**Given problem**
Your task is to filter the data below down to the lines holding "JSON".

**Information supplied**
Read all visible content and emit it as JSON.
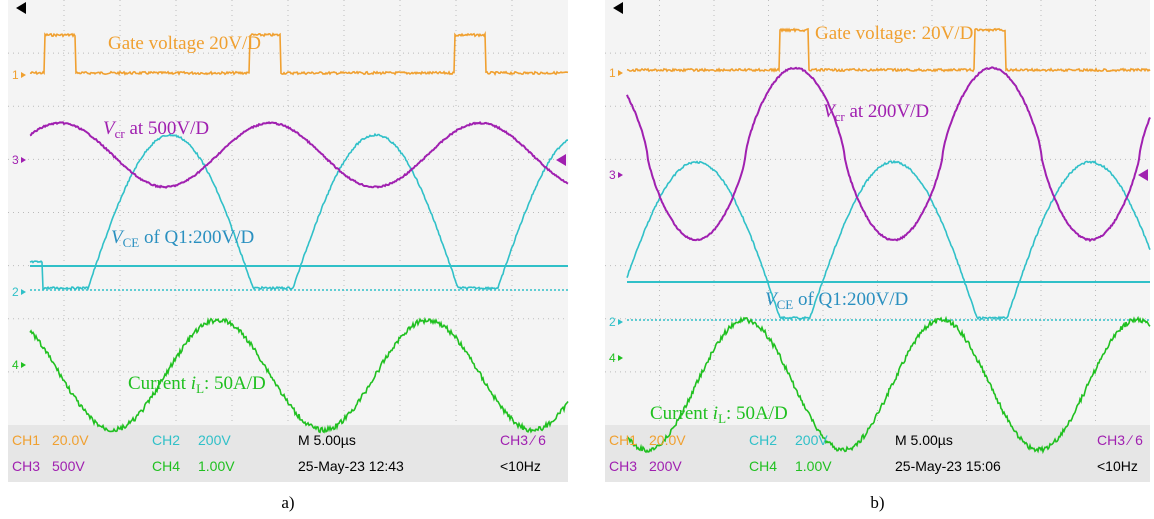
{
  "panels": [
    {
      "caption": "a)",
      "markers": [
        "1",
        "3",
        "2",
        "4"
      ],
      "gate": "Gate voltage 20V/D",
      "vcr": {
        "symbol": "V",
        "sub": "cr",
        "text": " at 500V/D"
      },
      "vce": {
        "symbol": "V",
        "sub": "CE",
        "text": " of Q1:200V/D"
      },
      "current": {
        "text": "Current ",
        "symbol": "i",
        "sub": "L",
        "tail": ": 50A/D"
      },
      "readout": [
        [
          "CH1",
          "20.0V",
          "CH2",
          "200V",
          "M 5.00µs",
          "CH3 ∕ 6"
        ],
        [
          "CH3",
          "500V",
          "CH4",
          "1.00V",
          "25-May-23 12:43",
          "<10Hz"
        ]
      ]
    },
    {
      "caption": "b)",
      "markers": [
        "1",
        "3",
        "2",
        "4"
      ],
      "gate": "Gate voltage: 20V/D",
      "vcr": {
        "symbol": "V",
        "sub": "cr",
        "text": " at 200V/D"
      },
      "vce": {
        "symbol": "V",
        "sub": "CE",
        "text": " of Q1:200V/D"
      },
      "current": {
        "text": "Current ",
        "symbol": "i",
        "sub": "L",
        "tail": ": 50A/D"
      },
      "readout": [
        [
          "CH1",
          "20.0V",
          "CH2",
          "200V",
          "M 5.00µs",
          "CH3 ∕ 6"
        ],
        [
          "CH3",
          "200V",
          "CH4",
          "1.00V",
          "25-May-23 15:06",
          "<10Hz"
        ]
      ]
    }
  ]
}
---
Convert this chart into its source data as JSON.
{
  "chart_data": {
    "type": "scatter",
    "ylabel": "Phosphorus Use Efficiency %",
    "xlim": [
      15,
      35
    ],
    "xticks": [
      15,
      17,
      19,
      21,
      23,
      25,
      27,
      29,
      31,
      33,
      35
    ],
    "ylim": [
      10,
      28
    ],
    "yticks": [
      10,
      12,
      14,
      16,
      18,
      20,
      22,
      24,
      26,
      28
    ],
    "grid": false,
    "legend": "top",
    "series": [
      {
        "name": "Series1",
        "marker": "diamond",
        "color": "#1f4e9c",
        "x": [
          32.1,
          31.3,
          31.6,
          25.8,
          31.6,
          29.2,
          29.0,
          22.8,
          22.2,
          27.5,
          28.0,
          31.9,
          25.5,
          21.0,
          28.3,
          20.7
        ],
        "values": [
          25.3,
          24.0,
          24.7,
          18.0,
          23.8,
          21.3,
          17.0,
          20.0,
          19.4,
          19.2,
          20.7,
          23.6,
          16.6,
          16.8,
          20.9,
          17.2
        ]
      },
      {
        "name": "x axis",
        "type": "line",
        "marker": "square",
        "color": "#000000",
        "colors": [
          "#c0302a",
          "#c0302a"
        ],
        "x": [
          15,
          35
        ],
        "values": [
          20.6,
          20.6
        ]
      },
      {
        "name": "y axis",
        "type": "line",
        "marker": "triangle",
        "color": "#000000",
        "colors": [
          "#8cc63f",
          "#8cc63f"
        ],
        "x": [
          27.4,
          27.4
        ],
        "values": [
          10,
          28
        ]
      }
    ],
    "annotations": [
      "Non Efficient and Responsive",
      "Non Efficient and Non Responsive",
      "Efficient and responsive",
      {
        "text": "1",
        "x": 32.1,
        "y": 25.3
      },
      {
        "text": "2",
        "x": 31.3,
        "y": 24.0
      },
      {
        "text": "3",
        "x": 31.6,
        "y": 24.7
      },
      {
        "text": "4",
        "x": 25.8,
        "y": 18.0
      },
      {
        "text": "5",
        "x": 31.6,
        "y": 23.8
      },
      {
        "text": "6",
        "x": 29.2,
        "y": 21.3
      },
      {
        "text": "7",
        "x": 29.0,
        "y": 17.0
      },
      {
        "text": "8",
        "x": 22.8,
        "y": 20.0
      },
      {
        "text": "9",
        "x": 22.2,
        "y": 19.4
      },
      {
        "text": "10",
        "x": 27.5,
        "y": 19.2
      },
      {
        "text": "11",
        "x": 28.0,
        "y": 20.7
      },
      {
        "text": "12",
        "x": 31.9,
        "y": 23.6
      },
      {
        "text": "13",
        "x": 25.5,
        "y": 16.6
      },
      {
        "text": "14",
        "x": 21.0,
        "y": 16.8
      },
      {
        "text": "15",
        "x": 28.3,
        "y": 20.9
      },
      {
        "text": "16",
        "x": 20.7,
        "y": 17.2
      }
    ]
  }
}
* * *
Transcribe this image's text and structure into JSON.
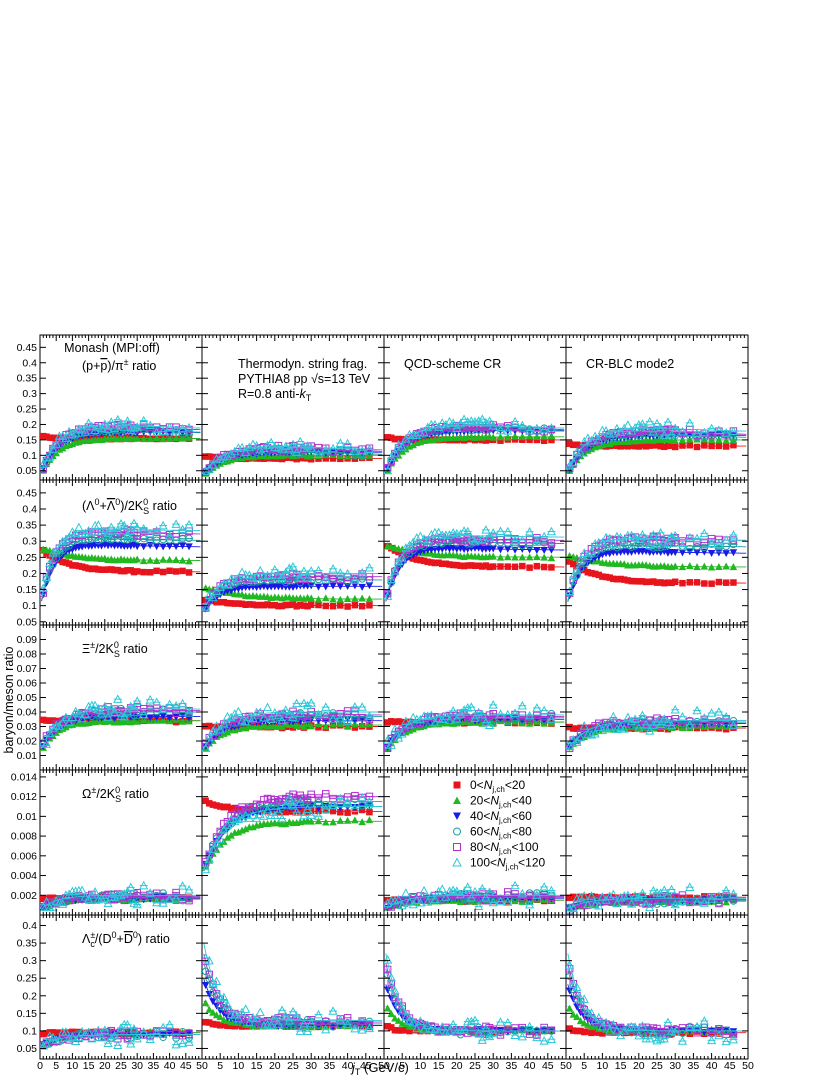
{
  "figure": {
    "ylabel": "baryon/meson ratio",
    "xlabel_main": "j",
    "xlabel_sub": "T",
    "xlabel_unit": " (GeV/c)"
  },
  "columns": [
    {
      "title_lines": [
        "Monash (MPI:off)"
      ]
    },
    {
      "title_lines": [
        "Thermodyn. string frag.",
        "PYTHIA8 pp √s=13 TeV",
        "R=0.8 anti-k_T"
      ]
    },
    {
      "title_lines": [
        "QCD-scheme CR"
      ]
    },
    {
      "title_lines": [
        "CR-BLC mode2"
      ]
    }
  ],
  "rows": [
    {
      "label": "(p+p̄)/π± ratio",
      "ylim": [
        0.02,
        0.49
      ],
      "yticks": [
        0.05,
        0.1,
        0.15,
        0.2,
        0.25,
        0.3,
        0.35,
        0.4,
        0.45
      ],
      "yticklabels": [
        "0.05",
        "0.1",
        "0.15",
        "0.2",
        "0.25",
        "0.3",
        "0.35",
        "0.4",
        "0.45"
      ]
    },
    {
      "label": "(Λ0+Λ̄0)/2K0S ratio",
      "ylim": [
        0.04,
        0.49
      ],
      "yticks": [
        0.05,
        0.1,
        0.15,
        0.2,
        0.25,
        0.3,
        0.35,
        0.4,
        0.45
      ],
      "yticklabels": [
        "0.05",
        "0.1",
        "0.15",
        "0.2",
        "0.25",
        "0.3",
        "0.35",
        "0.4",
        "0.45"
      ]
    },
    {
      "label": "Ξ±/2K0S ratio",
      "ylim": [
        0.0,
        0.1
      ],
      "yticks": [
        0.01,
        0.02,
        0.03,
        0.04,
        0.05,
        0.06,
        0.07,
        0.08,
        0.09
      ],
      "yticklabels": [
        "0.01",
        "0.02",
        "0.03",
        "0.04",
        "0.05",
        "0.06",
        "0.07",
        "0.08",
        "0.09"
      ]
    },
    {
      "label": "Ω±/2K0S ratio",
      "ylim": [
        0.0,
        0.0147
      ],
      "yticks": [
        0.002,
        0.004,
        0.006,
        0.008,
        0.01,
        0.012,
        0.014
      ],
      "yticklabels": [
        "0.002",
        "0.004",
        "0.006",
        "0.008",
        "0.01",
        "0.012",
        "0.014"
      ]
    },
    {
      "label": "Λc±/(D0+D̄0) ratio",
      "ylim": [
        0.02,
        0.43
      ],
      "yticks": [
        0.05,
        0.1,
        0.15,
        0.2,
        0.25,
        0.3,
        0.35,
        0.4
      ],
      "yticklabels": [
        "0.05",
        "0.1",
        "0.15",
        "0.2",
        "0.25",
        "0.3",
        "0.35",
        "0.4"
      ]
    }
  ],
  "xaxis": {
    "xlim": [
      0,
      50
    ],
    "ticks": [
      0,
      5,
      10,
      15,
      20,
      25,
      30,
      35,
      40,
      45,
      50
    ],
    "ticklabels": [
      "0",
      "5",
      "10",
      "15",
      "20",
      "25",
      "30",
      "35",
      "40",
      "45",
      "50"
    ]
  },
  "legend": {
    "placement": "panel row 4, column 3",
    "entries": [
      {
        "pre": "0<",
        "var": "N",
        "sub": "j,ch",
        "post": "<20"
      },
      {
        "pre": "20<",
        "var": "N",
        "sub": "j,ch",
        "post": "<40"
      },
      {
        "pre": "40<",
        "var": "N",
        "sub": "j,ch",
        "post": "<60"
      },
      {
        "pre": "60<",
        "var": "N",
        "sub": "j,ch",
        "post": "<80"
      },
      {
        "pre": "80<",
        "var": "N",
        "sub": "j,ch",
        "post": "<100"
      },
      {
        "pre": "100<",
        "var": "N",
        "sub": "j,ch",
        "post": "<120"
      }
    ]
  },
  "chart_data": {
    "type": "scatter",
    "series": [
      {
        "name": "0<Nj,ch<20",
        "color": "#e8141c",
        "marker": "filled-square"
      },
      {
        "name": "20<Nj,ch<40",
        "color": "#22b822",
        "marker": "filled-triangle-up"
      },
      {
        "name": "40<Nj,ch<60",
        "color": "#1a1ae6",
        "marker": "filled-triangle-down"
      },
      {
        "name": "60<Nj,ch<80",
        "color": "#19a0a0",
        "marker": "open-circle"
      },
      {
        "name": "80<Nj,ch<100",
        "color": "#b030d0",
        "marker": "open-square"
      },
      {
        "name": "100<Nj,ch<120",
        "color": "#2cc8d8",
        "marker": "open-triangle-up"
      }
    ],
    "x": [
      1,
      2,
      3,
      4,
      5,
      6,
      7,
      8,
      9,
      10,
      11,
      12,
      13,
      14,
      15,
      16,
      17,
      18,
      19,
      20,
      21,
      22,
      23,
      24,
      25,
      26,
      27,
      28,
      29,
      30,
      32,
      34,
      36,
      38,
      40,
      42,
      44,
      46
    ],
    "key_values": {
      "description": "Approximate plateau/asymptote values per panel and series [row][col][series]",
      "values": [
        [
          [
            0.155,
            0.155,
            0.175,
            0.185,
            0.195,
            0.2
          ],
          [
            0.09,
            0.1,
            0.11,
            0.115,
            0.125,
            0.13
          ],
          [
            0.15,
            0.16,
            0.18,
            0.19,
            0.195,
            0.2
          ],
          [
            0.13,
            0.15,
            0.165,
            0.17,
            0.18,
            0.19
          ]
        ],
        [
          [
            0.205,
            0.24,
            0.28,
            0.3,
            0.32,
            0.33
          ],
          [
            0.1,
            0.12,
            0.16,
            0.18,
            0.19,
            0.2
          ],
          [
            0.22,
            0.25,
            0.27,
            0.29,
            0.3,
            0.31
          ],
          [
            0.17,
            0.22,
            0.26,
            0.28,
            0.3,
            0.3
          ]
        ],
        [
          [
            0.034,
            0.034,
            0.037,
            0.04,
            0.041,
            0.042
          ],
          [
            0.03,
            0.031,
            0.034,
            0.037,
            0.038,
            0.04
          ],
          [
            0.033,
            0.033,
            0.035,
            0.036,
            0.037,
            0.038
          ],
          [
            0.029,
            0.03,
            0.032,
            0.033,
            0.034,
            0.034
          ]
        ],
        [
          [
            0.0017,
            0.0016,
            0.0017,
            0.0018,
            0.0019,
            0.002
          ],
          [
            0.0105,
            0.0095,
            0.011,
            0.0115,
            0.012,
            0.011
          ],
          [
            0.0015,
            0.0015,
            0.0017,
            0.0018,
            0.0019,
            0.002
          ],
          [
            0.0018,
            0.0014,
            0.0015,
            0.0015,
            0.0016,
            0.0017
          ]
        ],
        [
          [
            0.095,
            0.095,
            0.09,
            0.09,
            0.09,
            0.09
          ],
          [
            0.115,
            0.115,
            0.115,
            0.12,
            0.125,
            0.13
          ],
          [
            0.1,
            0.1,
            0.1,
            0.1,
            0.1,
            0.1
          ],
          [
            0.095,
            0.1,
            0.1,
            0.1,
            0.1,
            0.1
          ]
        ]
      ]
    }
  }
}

**Reply**
Read all visible content and emit it as JSON.
Convert this chart into its source data as JSON.
Transcribe this image's text and structure into JSON.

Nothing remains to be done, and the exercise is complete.